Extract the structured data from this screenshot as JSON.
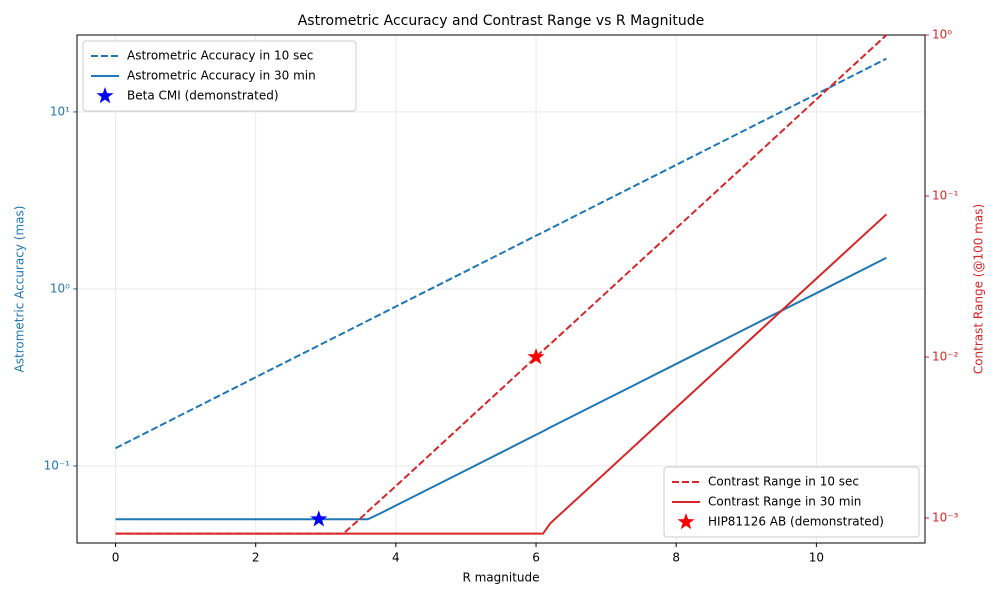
{
  "chart_data": {
    "type": "line",
    "title": "Astrometric Accuracy and Contrast Range vs R Magnitude",
    "xlabel": "R magnitude",
    "ylabel": "Astrometric Accuracy (mas)",
    "y2label": "Contrast Range (@100 mas)",
    "yscale": "log",
    "y2scale": "log",
    "grid": true,
    "x": [
      0,
      1,
      2,
      3,
      3.25,
      3.5,
      3.6,
      3.8,
      4,
      5,
      6,
      6.1,
      6.2,
      7,
      8,
      9,
      10,
      11
    ],
    "xlim": [
      -0.55,
      11.55
    ],
    "xticks": [
      0,
      2,
      4,
      6,
      8,
      10
    ],
    "ylim": [
      0.0367,
      27.2
    ],
    "yticks": [
      {
        "value": 0.1,
        "label": "10⁻¹"
      },
      {
        "value": 1,
        "label": "10⁰"
      },
      {
        "value": 10,
        "label": "10¹"
      }
    ],
    "y2lim": [
      0.0007,
      1.0
    ],
    "y2ticks": [
      {
        "value": 0.001,
        "label": "10⁻³"
      },
      {
        "value": 0.01,
        "label": "10⁻²"
      },
      {
        "value": 0.1,
        "label": "10⁻¹"
      },
      {
        "value": 1,
        "label": "10⁰"
      }
    ],
    "series": [
      {
        "name": "Astrometric Accuracy in 10 sec",
        "color": "#1f77b4",
        "linestyle": "dashed",
        "axis": "y",
        "values": [
          0.126,
          0.2,
          0.317,
          0.502,
          0.563,
          0.632,
          0.662,
          0.726,
          0.796,
          1.26,
          2.0,
          2.09,
          2.19,
          3.17,
          5.02,
          7.96,
          12.6,
          20.0
        ]
      },
      {
        "name": "Astrometric Accuracy in 30 min",
        "color": "#1f77b4",
        "linestyle": "solid",
        "axis": "y",
        "values": [
          0.05,
          0.05,
          0.05,
          0.05,
          0.05,
          0.05,
          0.05,
          0.0545,
          0.0598,
          0.0946,
          0.15,
          0.157,
          0.165,
          0.238,
          0.377,
          0.598,
          0.946,
          1.5
        ]
      },
      {
        "name": "Contrast Range in 10 sec",
        "color": "#d62728",
        "linestyle": "dashed",
        "axis": "y2",
        "values": [
          0.0008,
          0.0008,
          0.0008,
          0.0008,
          0.0008,
          0.001,
          0.0011,
          0.00132,
          0.00158,
          0.00398,
          0.01,
          0.011,
          0.012,
          0.0251,
          0.0631,
          0.158,
          0.398,
          1.0
        ]
      },
      {
        "name": "Contrast Range in 30 min",
        "color": "#d62728",
        "linestyle": "solid",
        "axis": "y2",
        "values": [
          0.0008,
          0.0008,
          0.0008,
          0.0008,
          0.0008,
          0.0008,
          0.0008,
          0.0008,
          0.0008,
          0.0008,
          0.0008,
          0.0008,
          0.000925,
          0.00193,
          0.00486,
          0.0122,
          0.0307,
          0.077
        ]
      }
    ],
    "markers": [
      {
        "name": "Beta CMI (demonstrated)",
        "color": "#0000ff",
        "axis": "y",
        "x": 2.9,
        "value": 0.05
      },
      {
        "name": "HIP81126 AB (demonstrated)",
        "color": "#ff0000",
        "axis": "y2",
        "x": 6,
        "value": 0.01
      }
    ],
    "legend_loc": {
      "y": "upper left",
      "y2": "lower right"
    }
  }
}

..........

SHORT EXERCISE:
Output a faithful copy of the data, with each picture left out.

WRITTEN SOLUTION:
Extract the structured data from this screenshot as JSON.
{
  "chart_data": {
    "type": "line",
    "title": "Astrometric Accuracy and Contrast Range vs R Magnitude",
    "xlabel": "R magnitude",
    "ylabel": "Astrometric Accuracy (mas)",
    "y2label": "Contrast Range (@100 mas)",
    "yscale": "log",
    "y2scale": "log",
    "grid": true,
    "x": [
      0,
      1,
      2,
      3,
      3.25,
      3.5,
      3.6,
      3.8,
      4,
      5,
      6,
      6.1,
      6.2,
      7,
      8,
      9,
      10,
      11
    ],
    "xlim": [
      -0.55,
      11.55
    ],
    "xticks": [
      0,
      2,
      4,
      6,
      8,
      10
    ],
    "ylim": [
      0.0367,
      27.2
    ],
    "yticks": [
      {
        "value": 0.1,
        "label": "10⁻¹"
      },
      {
        "value": 1,
        "label": "10⁰"
      },
      {
        "value": 10,
        "label": "10¹"
      }
    ],
    "y2lim": [
      0.0007,
      1.0
    ],
    "y2ticks": [
      {
        "value": 0.001,
        "label": "10⁻³"
      },
      {
        "value": 0.01,
        "label": "10⁻²"
      },
      {
        "value": 0.1,
        "label": "10⁻¹"
      },
      {
        "value": 1,
        "label": "10⁰"
      }
    ],
    "series": [
      {
        "name": "Astrometric Accuracy in 10 sec",
        "color": "#1f77b4",
        "linestyle": "dashed",
        "axis": "y",
        "values": [
          0.126,
          0.2,
          0.317,
          0.502,
          0.563,
          0.632,
          0.662,
          0.726,
          0.796,
          1.26,
          2.0,
          2.09,
          2.19,
          3.17,
          5.02,
          7.96,
          12.6,
          20.0
        ]
      },
      {
        "name": "Astrometric Accuracy in 30 min",
        "color": "#1f77b4",
        "linestyle": "solid",
        "axis": "y",
        "values": [
          0.05,
          0.05,
          0.05,
          0.05,
          0.05,
          0.05,
          0.05,
          0.0545,
          0.0598,
          0.0946,
          0.15,
          0.157,
          0.165,
          0.238,
          0.377,
          0.598,
          0.946,
          1.5
        ]
      },
      {
        "name": "Contrast Range in 10 sec",
        "color": "#d62728",
        "linestyle": "dashed",
        "axis": "y2",
        "values": [
          0.0008,
          0.0008,
          0.0008,
          0.0008,
          0.0008,
          0.001,
          0.0011,
          0.00132,
          0.00158,
          0.00398,
          0.01,
          0.011,
          0.012,
          0.0251,
          0.0631,
          0.158,
          0.398,
          1.0
        ]
      },
      {
        "name": "Contrast Range in 30 min",
        "color": "#d62728",
        "linestyle": "solid",
        "axis": "y2",
        "values": [
          0.0008,
          0.0008,
          0.0008,
          0.0008,
          0.0008,
          0.0008,
          0.0008,
          0.0008,
          0.0008,
          0.0008,
          0.0008,
          0.0008,
          0.000925,
          0.00193,
          0.00486,
          0.0122,
          0.0307,
          0.077
        ]
      }
    ],
    "markers": [
      {
        "name": "Beta CMI (demonstrated)",
        "color": "#0000ff",
        "axis": "y",
        "x": 2.9,
        "value": 0.05
      },
      {
        "name": "HIP81126 AB (demonstrated)",
        "color": "#ff0000",
        "axis": "y2",
        "x": 6,
        "value": 0.01
      }
    ],
    "legend_loc": {
      "y": "upper left",
      "y2": "lower right"
    }
  }
}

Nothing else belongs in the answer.